Stated problem – Each line of the data that includes the string "signature" is to be copied out.

-- Begin Stored rows --

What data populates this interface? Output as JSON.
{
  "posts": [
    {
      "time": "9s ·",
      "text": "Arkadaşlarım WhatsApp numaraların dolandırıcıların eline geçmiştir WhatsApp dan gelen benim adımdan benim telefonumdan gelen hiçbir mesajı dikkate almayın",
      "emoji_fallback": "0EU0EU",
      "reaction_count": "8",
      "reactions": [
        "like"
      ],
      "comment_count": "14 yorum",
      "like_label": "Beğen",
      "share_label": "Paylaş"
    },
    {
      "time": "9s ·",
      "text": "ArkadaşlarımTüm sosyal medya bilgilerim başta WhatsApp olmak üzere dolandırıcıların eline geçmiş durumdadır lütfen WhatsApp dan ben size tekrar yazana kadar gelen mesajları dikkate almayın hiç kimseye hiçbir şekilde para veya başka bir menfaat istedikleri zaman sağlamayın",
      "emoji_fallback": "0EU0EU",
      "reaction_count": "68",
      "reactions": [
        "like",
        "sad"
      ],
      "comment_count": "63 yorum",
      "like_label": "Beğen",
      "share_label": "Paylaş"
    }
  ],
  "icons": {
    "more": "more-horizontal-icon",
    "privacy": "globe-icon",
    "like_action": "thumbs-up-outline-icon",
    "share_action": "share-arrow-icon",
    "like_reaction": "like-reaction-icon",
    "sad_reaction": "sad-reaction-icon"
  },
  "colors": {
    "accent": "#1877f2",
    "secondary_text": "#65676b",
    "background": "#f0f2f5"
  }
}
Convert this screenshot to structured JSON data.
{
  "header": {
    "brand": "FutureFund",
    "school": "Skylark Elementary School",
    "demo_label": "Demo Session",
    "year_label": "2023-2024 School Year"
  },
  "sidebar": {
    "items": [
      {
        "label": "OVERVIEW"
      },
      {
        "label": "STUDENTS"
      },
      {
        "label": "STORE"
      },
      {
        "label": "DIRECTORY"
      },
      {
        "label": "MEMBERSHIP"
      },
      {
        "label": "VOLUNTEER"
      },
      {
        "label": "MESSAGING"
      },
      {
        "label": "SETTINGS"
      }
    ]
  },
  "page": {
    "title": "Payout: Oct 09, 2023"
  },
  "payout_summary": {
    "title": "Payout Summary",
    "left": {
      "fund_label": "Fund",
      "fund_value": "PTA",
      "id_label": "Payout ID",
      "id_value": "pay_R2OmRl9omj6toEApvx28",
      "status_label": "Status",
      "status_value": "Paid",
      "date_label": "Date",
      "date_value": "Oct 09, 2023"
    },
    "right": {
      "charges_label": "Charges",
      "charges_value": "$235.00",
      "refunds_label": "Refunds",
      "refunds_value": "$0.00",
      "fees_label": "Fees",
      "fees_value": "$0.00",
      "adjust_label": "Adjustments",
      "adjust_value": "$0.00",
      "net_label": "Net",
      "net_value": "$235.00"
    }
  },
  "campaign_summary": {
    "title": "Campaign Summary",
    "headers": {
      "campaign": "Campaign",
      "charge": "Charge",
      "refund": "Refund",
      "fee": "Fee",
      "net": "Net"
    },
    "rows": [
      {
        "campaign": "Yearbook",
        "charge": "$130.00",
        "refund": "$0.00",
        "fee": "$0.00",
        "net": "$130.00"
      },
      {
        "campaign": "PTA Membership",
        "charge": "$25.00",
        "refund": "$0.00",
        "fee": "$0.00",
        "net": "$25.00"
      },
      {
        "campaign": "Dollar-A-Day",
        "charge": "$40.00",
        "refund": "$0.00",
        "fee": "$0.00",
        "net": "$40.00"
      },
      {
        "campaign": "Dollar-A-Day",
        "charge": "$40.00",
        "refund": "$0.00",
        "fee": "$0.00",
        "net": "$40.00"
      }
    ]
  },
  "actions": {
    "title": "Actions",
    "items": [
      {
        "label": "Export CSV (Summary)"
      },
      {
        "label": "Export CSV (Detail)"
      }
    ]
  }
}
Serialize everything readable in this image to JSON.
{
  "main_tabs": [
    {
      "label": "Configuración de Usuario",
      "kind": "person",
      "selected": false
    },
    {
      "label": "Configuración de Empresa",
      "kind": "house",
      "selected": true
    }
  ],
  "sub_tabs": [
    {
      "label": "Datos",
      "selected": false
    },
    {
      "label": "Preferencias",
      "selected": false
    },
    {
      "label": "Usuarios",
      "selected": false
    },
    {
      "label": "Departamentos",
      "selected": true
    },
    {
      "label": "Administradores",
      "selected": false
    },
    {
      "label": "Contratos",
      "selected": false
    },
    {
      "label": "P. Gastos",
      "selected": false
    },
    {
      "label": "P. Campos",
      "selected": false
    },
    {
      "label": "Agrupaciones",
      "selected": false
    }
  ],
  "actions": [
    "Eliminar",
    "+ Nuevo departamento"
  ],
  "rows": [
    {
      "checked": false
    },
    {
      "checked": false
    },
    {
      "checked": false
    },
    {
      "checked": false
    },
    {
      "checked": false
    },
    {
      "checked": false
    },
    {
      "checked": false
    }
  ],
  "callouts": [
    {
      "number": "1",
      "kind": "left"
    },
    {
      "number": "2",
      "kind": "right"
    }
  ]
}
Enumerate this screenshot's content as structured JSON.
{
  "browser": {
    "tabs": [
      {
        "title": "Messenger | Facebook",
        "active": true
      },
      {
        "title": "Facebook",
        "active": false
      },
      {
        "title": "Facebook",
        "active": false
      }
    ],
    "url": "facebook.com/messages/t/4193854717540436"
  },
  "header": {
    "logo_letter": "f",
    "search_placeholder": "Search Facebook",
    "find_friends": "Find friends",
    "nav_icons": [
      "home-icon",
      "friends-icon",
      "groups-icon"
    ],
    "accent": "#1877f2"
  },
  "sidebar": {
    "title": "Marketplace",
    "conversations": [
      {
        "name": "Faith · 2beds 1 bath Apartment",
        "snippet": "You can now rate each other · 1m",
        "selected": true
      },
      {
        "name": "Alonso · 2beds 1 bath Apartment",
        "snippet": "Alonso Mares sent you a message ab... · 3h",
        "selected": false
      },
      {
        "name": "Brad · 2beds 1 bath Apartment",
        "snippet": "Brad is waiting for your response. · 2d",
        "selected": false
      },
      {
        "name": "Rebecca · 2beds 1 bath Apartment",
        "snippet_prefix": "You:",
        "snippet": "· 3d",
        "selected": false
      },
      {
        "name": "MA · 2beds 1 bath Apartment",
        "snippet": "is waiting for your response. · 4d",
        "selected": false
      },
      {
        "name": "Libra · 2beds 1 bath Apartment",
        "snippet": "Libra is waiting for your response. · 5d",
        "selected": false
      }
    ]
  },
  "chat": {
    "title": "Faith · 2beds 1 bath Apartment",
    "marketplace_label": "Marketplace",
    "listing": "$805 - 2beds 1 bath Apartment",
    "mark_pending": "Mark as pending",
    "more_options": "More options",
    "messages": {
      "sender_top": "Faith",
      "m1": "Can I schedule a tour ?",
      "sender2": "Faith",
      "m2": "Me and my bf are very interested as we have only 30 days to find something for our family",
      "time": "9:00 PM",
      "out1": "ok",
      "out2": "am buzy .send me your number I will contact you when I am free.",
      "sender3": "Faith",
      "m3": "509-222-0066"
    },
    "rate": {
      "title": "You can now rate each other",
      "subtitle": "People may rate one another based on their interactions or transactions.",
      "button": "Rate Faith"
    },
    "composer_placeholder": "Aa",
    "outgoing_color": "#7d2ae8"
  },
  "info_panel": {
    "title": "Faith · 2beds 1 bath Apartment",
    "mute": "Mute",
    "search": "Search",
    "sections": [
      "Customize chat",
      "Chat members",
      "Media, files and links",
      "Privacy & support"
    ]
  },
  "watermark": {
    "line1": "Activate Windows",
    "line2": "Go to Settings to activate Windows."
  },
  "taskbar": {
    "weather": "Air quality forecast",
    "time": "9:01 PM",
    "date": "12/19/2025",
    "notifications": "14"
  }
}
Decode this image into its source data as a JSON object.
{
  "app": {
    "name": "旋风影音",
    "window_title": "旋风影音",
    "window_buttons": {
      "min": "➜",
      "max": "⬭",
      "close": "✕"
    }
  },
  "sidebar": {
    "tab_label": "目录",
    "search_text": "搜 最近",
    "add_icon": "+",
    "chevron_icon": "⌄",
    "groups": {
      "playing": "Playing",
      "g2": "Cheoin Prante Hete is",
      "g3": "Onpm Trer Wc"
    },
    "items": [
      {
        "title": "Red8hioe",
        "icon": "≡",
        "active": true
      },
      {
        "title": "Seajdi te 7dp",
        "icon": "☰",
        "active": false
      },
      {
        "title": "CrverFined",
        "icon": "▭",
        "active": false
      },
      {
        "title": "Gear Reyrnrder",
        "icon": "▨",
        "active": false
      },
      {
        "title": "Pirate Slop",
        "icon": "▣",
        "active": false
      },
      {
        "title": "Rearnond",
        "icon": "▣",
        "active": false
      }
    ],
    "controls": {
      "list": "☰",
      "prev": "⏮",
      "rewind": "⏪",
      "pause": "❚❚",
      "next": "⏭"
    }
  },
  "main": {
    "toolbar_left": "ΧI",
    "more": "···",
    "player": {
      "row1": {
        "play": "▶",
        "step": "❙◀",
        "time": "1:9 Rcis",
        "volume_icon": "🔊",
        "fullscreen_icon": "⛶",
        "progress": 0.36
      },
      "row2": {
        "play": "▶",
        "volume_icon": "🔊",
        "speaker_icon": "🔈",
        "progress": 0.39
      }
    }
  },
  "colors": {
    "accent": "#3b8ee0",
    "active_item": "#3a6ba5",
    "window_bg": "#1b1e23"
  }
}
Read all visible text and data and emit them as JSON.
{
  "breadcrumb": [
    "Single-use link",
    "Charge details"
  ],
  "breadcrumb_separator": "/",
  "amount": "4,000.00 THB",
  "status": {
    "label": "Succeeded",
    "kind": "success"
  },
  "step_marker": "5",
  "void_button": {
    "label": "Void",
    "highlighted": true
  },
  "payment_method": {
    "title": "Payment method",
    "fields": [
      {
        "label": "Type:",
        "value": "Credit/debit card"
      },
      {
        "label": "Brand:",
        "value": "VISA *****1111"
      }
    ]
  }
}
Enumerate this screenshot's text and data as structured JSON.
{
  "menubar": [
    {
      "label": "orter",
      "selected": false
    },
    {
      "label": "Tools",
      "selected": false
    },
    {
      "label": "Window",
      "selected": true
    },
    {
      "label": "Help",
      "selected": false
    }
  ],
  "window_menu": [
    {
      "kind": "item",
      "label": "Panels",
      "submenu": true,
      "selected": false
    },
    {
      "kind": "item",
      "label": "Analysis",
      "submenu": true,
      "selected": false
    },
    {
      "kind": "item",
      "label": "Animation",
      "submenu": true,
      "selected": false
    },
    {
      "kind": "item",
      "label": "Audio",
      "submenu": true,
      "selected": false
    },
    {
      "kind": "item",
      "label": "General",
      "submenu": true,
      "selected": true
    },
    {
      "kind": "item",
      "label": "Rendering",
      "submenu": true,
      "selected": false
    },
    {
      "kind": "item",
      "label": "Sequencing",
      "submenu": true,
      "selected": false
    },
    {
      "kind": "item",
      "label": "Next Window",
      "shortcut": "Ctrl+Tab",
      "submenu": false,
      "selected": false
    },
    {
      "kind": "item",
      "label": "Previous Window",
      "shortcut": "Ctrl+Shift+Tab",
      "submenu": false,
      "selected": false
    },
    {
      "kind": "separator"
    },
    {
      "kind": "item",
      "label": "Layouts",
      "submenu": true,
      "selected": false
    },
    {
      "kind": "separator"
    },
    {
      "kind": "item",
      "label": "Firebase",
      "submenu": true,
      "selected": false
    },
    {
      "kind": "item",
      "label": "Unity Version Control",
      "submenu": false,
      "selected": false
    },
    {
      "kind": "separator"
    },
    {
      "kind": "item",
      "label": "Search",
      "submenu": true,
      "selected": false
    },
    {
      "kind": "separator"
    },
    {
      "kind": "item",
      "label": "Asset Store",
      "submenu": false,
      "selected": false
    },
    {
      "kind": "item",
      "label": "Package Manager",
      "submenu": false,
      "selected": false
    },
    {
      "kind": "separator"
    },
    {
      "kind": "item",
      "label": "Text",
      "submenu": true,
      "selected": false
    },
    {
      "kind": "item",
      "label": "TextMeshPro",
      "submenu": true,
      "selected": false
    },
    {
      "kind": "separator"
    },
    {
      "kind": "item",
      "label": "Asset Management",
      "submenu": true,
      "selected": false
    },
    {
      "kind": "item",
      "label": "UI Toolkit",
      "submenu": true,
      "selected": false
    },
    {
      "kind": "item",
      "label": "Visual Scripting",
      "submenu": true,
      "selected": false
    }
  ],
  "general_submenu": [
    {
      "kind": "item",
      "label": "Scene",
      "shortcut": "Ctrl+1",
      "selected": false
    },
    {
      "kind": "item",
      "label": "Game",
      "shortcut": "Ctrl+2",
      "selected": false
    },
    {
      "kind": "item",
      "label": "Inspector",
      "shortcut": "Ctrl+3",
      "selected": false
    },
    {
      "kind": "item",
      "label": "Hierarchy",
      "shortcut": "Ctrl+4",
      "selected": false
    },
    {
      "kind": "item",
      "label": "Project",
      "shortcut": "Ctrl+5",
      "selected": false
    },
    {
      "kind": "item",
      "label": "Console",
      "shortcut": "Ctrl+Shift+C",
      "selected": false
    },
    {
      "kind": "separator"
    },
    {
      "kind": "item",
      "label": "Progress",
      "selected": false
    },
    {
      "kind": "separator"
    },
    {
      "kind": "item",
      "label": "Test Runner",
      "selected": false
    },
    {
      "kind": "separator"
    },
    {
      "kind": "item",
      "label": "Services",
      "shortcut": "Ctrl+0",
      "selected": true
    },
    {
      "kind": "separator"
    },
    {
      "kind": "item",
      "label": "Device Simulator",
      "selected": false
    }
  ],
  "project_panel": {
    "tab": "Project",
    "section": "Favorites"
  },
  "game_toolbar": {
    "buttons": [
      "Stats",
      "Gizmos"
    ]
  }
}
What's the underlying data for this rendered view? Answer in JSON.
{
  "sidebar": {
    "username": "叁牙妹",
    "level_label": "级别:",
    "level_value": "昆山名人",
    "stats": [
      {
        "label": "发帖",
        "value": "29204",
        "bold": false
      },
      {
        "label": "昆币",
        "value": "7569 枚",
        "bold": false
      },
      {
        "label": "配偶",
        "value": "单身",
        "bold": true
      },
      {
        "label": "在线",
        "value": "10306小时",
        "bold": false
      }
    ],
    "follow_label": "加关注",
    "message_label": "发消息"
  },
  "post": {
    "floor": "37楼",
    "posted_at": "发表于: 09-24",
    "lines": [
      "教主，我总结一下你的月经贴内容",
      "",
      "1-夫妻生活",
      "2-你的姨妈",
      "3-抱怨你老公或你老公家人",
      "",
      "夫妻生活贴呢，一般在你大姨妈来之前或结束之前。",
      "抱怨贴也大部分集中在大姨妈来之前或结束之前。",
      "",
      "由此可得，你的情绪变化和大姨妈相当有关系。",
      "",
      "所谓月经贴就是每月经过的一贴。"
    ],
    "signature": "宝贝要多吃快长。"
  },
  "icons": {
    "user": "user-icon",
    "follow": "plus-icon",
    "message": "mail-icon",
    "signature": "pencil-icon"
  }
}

-- End Stored rows --

Solution –
    "signature": "宝贝要多吃快长。"
    "signature": "pencil-icon"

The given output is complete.